Output every entry exactly, from the first line to the last.

— START Input rows —

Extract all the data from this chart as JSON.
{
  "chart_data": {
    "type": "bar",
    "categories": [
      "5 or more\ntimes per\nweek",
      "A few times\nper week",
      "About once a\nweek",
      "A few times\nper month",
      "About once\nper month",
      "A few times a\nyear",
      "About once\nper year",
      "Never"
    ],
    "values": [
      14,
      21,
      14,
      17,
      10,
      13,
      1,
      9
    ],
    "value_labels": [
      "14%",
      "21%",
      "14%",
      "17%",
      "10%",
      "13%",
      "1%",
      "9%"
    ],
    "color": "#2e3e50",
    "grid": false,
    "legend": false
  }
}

— END Input rows —

[Result of the task]:
Extract all the data from this chart as JSON.
{
  "chart_data": {
    "type": "bar",
    "categories": [
      "5 or more\ntimes per\nweek",
      "A few times\nper week",
      "About once a\nweek",
      "A few times\nper month",
      "About once\nper month",
      "A few times a\nyear",
      "About once\nper year",
      "Never"
    ],
    "values": [
      14,
      21,
      14,
      17,
      10,
      13,
      1,
      9
    ],
    "value_labels": [
      "14%",
      "21%",
      "14%",
      "17%",
      "10%",
      "13%",
      "1%",
      "9%"
    ],
    "color": "#2e3e50",
    "grid": false,
    "legend": false
  }
}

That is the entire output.